* _Work to complete_:
Reproduce every entry below precisely. Pictures are excluded from the copy.

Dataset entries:
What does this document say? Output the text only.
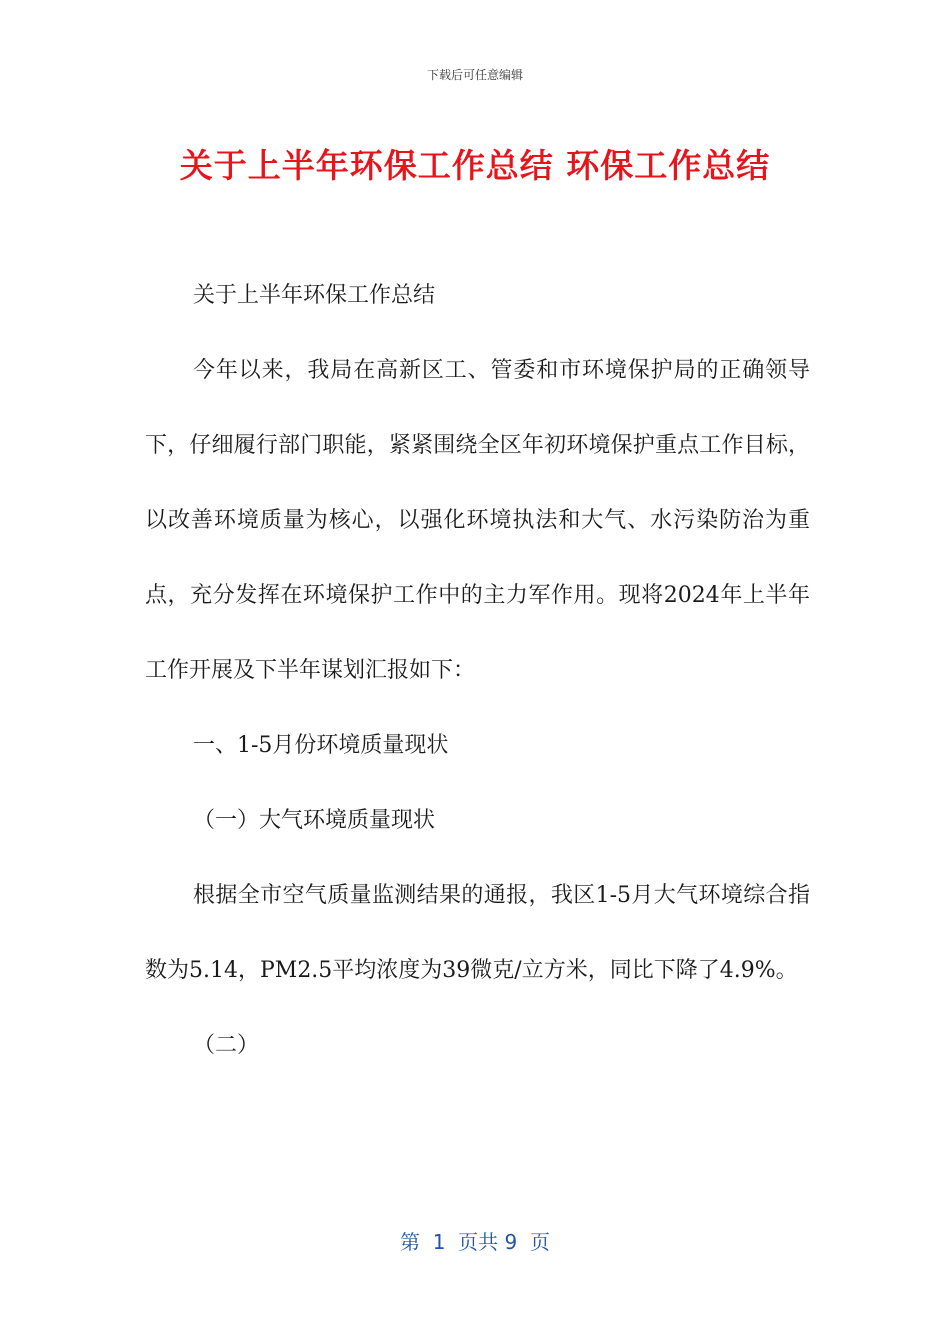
下载后可任意编辑
关于上半年环保工作总结 环保工作总结

关于上半年环保工作总结

今年以来，我局在高新区工、管委和市环境保护局的正确领导下，仔细履行部门职能，紧紧围绕全区年初环境保护重点工作目标，以改善环境质量为核心，以强化环境执法和大气、水污染防治为重点，充分发挥在环境保护工作中的主力军作用。现将2024年上半年工作开展及下半年谋划汇报如下：

一、1-5月份环境质量现状

（一）大气环境质量现状

根据全市空气质量监测结果的通报，我区1-5月大气环境综合指数为5.14，PM2.5平均浓度为39微克/立方米，同比下降了4.9%。

（二）

第  1  页共 9  页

* _Worked answer_:
What does this document say? Output the text only.
下载后可任意编辑
关于上半年环保工作总结 环保工作总结

关于上半年环保工作总结

今年以来，我局在高新区工、管委和市环境保护局的正确领导下，仔细履行部门职能，紧紧围绕全区年初环境保护重点工作目标，以改善环境质量为核心，以强化环境执法和大气、水污染防治为重点，充分发挥在环境保护工作中的主力军作用。现将2024年上半年工作开展及下半年谋划汇报如下：

一、1-5月份环境质量现状

（一）大气环境质量现状

根据全市空气质量监测结果的通报，我区1-5月大气环境综合指数为5.14，PM2.5平均浓度为39微克/立方米，同比下降了4.9%。

（二）

第  1  页共 9  页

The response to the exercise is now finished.